+++ MATERIALS PROVIDED
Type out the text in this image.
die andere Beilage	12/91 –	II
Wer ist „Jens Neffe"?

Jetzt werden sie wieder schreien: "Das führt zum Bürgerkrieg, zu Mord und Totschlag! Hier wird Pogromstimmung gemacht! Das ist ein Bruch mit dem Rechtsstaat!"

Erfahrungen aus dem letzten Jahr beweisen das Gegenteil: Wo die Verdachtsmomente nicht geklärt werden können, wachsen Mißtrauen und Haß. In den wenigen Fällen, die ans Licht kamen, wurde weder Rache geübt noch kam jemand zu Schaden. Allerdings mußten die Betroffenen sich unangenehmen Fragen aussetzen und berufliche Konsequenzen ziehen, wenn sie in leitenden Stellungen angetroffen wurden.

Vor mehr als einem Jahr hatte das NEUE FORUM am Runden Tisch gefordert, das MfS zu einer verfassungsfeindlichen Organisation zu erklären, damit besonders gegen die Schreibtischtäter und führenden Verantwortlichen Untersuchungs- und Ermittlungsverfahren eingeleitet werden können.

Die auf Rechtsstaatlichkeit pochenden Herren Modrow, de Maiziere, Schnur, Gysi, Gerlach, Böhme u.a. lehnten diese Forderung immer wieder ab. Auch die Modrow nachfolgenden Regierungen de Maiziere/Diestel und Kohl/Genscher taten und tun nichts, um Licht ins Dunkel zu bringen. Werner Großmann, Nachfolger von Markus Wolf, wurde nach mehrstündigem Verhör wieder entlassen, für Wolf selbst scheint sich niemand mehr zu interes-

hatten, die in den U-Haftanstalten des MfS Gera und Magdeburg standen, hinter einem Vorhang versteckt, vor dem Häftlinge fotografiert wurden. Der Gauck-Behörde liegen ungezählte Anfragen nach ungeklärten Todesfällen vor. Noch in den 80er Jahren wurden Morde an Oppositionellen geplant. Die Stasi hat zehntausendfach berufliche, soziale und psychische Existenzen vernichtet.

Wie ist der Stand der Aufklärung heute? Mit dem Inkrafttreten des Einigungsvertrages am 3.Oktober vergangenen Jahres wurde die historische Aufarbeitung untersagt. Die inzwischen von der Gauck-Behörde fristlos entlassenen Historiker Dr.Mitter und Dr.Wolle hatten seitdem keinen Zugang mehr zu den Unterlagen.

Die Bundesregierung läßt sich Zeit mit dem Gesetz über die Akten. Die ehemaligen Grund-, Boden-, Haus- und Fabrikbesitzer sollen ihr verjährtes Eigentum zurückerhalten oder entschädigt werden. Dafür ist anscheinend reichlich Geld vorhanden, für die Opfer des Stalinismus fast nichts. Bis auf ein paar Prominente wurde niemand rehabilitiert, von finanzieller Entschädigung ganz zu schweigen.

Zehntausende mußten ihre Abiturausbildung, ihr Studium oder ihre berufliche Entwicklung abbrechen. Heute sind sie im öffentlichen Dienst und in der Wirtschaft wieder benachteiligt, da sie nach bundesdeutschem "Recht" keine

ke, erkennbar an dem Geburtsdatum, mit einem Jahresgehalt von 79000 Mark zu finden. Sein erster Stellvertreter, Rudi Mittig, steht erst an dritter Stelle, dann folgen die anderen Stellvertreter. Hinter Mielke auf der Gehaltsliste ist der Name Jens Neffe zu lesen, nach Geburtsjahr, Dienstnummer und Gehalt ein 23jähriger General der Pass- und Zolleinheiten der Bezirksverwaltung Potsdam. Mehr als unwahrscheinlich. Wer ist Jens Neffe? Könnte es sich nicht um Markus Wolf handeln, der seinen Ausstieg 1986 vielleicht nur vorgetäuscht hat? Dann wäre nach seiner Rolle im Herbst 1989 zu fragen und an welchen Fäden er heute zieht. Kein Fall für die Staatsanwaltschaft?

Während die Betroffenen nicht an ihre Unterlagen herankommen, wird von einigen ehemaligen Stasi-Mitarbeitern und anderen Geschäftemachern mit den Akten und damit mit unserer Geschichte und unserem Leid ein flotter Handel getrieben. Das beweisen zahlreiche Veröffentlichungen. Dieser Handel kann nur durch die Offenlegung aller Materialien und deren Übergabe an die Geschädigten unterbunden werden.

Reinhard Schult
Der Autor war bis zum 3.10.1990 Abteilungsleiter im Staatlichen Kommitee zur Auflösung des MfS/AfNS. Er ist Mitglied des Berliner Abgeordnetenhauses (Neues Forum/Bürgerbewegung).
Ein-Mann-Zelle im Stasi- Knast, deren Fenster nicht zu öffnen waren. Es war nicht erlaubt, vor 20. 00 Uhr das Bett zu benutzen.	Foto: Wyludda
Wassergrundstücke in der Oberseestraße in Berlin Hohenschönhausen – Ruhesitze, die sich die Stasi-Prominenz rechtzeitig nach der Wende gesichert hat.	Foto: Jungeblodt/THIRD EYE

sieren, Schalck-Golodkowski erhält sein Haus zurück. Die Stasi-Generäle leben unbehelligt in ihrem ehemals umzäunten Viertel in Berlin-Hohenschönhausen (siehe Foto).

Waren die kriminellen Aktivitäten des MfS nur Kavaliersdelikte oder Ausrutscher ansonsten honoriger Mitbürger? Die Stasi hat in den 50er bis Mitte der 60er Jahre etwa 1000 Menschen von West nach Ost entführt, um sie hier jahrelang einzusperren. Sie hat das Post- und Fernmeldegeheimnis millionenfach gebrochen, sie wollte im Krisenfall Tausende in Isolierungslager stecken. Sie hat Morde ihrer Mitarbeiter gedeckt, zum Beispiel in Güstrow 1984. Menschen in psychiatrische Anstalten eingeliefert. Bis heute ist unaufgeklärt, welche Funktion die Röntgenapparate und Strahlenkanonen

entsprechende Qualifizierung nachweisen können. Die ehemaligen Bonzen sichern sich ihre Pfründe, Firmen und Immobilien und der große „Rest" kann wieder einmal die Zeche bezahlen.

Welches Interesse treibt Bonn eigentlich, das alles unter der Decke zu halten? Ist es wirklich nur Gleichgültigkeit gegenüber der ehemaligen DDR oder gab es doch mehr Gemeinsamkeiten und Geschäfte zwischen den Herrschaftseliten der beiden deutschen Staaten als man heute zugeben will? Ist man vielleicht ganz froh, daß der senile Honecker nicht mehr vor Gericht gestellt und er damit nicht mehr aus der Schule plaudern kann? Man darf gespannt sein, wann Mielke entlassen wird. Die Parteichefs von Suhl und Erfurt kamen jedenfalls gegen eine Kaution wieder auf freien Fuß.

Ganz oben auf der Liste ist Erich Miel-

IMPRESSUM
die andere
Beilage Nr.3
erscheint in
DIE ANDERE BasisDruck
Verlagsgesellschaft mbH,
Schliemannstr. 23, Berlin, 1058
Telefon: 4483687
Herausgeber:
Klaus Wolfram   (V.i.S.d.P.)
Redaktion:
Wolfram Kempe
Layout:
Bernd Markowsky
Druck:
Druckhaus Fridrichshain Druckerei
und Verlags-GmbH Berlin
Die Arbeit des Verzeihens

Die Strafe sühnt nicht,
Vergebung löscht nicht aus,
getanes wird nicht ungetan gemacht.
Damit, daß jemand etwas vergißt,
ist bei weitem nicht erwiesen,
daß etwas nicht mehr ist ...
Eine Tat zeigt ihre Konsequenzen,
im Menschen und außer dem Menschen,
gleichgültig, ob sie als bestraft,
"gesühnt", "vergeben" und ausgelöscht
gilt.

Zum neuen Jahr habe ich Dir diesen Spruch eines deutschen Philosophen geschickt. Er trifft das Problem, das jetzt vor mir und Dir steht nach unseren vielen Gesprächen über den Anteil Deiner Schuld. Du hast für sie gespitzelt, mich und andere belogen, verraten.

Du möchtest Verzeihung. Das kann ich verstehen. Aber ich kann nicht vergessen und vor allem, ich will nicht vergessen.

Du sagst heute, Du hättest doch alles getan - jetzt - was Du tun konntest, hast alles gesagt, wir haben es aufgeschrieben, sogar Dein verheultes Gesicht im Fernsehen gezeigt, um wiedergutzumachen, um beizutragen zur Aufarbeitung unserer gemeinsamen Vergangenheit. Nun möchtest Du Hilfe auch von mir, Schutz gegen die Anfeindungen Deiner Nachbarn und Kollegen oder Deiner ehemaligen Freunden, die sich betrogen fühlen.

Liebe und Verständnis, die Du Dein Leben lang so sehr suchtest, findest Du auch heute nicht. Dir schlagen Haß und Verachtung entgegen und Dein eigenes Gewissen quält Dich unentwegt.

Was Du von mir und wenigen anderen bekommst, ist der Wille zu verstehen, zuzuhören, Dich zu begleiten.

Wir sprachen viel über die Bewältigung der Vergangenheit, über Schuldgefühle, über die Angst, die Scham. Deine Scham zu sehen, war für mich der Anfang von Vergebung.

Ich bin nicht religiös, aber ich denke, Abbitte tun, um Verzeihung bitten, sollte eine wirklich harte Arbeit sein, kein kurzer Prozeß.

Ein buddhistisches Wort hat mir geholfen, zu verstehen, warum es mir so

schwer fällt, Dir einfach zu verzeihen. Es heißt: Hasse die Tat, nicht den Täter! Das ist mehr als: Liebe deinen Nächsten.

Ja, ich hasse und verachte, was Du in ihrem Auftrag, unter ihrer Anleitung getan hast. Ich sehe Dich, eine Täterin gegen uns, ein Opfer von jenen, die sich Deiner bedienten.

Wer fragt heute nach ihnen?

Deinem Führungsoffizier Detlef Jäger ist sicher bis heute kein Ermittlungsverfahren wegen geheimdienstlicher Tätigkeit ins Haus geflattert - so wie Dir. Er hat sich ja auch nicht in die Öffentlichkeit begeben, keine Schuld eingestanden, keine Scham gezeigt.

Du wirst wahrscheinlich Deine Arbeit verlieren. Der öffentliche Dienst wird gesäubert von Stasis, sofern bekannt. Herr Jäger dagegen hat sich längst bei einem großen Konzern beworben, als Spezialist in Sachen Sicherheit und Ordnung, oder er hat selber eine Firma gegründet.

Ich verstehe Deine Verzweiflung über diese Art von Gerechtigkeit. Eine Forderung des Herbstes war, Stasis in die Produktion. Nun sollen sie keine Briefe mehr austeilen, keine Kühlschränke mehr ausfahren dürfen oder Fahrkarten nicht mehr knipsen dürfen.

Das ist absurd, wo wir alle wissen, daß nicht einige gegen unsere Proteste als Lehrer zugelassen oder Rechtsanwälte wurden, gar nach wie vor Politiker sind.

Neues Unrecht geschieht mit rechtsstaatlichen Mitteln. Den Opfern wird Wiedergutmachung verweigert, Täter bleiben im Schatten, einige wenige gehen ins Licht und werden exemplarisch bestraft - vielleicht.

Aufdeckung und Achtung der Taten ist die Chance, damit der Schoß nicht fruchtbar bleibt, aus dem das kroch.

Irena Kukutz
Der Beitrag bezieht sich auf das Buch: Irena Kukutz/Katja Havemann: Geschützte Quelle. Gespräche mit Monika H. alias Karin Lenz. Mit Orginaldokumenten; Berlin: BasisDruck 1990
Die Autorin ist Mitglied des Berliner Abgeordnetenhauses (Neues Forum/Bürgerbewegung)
++++++
» **PROBLEM DESCRIPTION**
Check each line of the records above for the string "Kukutz", and report every line that has it.

» **OUTPUT FOR THIS EXERCISE**
Irena Kukutz
Der Beitrag bezieht sich auf das Buch: Irena Kukutz/Katja Havemann: Geschützte Quelle. Gespräche mit Monika H. alias Karin Lenz. Mit Orginaldokumenten; Berlin: BasisDruck 1990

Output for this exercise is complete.